● RAW RECORDS:
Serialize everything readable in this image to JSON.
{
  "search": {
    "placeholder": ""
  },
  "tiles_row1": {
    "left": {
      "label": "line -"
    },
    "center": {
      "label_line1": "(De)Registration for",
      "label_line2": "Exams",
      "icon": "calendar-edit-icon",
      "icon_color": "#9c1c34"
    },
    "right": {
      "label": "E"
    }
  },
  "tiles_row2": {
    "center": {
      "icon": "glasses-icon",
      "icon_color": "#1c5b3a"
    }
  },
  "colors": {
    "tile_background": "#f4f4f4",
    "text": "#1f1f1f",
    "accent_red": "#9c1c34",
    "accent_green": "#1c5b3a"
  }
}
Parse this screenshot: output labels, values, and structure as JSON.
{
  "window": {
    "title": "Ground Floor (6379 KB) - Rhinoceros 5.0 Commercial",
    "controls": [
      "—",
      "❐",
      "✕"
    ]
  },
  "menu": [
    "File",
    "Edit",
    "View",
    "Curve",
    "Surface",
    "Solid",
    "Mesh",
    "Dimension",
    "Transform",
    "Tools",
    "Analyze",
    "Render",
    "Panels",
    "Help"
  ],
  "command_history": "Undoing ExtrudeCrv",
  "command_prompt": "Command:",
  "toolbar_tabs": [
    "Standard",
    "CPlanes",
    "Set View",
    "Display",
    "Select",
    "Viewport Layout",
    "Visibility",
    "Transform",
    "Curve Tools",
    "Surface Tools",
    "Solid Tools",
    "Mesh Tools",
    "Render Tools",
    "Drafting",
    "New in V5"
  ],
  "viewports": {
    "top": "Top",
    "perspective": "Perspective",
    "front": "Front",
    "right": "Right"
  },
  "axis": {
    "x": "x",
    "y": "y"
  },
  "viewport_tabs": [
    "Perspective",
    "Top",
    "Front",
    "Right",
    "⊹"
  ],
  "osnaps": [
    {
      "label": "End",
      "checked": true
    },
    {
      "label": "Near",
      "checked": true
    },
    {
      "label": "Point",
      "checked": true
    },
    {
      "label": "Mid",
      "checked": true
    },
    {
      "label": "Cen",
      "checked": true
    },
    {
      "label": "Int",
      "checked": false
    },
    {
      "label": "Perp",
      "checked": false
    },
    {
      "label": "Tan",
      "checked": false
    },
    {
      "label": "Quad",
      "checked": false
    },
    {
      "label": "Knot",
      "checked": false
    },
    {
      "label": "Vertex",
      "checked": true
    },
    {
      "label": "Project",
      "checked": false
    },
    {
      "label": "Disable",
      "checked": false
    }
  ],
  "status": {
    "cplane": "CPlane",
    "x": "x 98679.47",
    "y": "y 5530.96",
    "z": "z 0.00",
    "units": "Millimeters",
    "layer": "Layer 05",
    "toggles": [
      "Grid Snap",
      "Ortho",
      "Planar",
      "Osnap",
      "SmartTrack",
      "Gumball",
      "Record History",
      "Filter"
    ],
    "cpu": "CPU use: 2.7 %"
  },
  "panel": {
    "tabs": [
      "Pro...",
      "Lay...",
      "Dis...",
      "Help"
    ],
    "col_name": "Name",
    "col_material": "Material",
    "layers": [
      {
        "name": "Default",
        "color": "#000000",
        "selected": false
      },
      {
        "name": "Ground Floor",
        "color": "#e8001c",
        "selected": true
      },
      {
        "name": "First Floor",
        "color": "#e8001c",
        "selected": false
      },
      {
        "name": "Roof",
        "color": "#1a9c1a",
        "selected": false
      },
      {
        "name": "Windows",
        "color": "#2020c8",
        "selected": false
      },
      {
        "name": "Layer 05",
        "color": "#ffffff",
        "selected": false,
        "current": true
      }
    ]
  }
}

● GIVEN PROBLEM: Copy all lines in the listing above where the string "this" appears.

● FINAL ANSWER:
Serialize everything readable in this image to JSON.
Parse this screenshot: output labels, values, and structure as JSON.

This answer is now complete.